_Exercise_. Reproduce the listing below line for line, changing nothing.

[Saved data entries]

···

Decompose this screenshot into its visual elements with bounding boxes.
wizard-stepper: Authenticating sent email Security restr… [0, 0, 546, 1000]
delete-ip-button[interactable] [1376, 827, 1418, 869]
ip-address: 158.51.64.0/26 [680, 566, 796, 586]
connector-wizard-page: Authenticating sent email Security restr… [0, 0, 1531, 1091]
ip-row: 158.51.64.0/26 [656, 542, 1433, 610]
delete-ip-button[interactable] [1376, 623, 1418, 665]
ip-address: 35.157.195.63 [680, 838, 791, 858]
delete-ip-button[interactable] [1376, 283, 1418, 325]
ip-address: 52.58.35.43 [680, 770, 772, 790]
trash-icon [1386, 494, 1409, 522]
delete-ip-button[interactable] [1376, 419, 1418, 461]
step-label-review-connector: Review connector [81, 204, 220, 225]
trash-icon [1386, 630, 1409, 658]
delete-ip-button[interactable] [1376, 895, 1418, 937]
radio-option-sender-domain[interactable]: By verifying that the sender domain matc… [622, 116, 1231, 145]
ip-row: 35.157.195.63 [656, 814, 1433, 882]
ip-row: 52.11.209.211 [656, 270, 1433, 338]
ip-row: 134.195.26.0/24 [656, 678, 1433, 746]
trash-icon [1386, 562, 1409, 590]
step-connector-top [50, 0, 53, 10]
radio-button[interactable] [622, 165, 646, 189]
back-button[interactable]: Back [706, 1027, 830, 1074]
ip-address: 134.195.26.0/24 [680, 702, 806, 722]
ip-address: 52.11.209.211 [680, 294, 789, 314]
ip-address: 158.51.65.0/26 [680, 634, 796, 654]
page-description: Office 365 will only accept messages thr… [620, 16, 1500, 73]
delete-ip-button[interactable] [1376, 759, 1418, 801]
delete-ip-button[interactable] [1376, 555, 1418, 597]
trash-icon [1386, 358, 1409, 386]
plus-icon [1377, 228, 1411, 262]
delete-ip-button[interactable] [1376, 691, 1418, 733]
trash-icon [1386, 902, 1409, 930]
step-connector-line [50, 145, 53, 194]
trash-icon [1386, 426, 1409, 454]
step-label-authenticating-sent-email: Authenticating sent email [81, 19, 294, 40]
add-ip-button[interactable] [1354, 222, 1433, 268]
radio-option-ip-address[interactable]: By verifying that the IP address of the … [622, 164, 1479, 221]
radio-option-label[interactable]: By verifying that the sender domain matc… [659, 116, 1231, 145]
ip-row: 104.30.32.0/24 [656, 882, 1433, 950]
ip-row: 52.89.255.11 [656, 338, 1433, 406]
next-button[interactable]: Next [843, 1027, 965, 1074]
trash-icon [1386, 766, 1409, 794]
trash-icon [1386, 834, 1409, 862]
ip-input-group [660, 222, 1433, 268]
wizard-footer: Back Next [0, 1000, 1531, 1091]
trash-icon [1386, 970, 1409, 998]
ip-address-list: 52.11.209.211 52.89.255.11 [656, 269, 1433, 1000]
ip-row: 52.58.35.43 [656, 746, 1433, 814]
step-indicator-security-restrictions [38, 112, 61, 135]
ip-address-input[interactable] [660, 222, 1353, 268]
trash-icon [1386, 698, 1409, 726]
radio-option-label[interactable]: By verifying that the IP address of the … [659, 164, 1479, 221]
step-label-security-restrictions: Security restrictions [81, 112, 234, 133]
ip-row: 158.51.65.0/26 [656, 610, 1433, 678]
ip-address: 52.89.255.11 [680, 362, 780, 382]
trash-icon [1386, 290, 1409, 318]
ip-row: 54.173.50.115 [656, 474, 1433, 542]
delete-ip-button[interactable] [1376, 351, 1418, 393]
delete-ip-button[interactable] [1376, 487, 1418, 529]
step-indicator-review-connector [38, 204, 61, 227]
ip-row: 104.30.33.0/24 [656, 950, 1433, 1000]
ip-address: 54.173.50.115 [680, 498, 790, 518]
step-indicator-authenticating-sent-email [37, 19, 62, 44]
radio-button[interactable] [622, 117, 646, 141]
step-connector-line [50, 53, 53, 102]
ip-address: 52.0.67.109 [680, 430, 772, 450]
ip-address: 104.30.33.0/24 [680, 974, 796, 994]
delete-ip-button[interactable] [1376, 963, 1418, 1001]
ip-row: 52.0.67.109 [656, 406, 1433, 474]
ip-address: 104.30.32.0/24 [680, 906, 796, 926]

···

_Full response_.
Decompose this screenshot into its visual elements with bounding boxes.
wizard-stepper: Authenticating sent email Security restr… [0, 0, 546, 1000]
delete-ip-button[interactable] [1376, 827, 1418, 869]
ip-address: 158.51.64.0/26 [680, 566, 796, 586]
connector-wizard-page: Authenticating sent email Security restr… [0, 0, 1531, 1091]
ip-row: 158.51.64.0/26 [656, 542, 1433, 610]
delete-ip-button[interactable] [1376, 623, 1418, 665]
ip-address: 35.157.195.63 [680, 838, 791, 858]
delete-ip-button[interactable] [1376, 283, 1418, 325]
ip-address: 52.58.35.43 [680, 770, 772, 790]
trash-icon [1386, 494, 1409, 522]
delete-ip-button[interactable] [1376, 419, 1418, 461]
step-label-review-connector: Review connector [81, 204, 220, 225]
trash-icon [1386, 630, 1409, 658]
delete-ip-button[interactable] [1376, 895, 1418, 937]
radio-option-sender-domain[interactable]: By verifying that the sender domain matc… [622, 116, 1231, 145]
ip-row: 35.157.195.63 [656, 814, 1433, 882]
ip-row: 52.11.209.211 [656, 270, 1433, 338]
ip-row: 134.195.26.0/24 [656, 678, 1433, 746]
trash-icon [1386, 562, 1409, 590]
step-connector-top [50, 0, 53, 10]
radio-button[interactable] [622, 165, 646, 189]
back-button[interactable]: Back [706, 1027, 830, 1074]
ip-address: 134.195.26.0/24 [680, 702, 806, 722]
ip-address: 52.11.209.211 [680, 294, 789, 314]
ip-address: 158.51.65.0/26 [680, 634, 796, 654]
page-description: Office 365 will only accept messages thr… [620, 16, 1500, 73]
delete-ip-button[interactable] [1376, 759, 1418, 801]
delete-ip-button[interactable] [1376, 555, 1418, 597]
trash-icon [1386, 358, 1409, 386]
plus-icon [1377, 228, 1411, 262]
delete-ip-button[interactable] [1376, 691, 1418, 733]
trash-icon [1386, 902, 1409, 930]
step-connector-line [50, 145, 53, 194]
trash-icon [1386, 426, 1409, 454]
step-label-authenticating-sent-email: Authenticating sent email [81, 19, 294, 40]
add-ip-button[interactable] [1354, 222, 1433, 268]
radio-option-ip-address[interactable]: By verifying that the IP address of the … [622, 164, 1479, 221]
radio-option-label[interactable]: By verifying that the sender domain matc… [659, 116, 1231, 145]
ip-row: 104.30.32.0/24 [656, 882, 1433, 950]
ip-row: 52.89.255.11 [656, 338, 1433, 406]
next-button[interactable]: Next [843, 1027, 965, 1074]
trash-icon [1386, 766, 1409, 794]
trash-icon [1386, 834, 1409, 862]
ip-input-group [660, 222, 1433, 268]
wizard-footer: Back Next [0, 1000, 1531, 1091]
trash-icon [1386, 970, 1409, 998]
ip-address-list: 52.11.209.211 52.89.255.11 [656, 269, 1433, 1000]
ip-row: 52.58.35.43 [656, 746, 1433, 814]
step-indicator-security-restrictions [38, 112, 61, 135]
ip-address-input[interactable] [660, 222, 1353, 268]
trash-icon [1386, 698, 1409, 726]
radio-option-label[interactable]: By verifying that the IP address of the … [659, 164, 1479, 221]
step-label-security-restrictions: Security restrictions [81, 112, 234, 133]
ip-row: 158.51.65.0/26 [656, 610, 1433, 678]
ip-address: 52.89.255.11 [680, 362, 780, 382]
trash-icon [1386, 290, 1409, 318]
ip-row: 54.173.50.115 [656, 474, 1433, 542]
delete-ip-button[interactable] [1376, 351, 1418, 393]
delete-ip-button[interactable] [1376, 487, 1418, 529]
step-indicator-review-connector [38, 204, 61, 227]
ip-row: 104.30.33.0/24 [656, 950, 1433, 1000]
ip-address: 54.173.50.115 [680, 498, 790, 518]
step-indicator-authenticating-sent-email [37, 19, 62, 44]
radio-button[interactable] [622, 117, 646, 141]
step-connector-line [50, 53, 53, 102]
ip-address: 52.0.67.109 [680, 430, 772, 450]
ip-address: 104.30.33.0/24 [680, 974, 796, 994]
delete-ip-button[interactable] [1376, 963, 1418, 1001]
ip-row: 52.0.67.109 [656, 406, 1433, 474]
ip-address: 104.30.32.0/24 [680, 906, 796, 926]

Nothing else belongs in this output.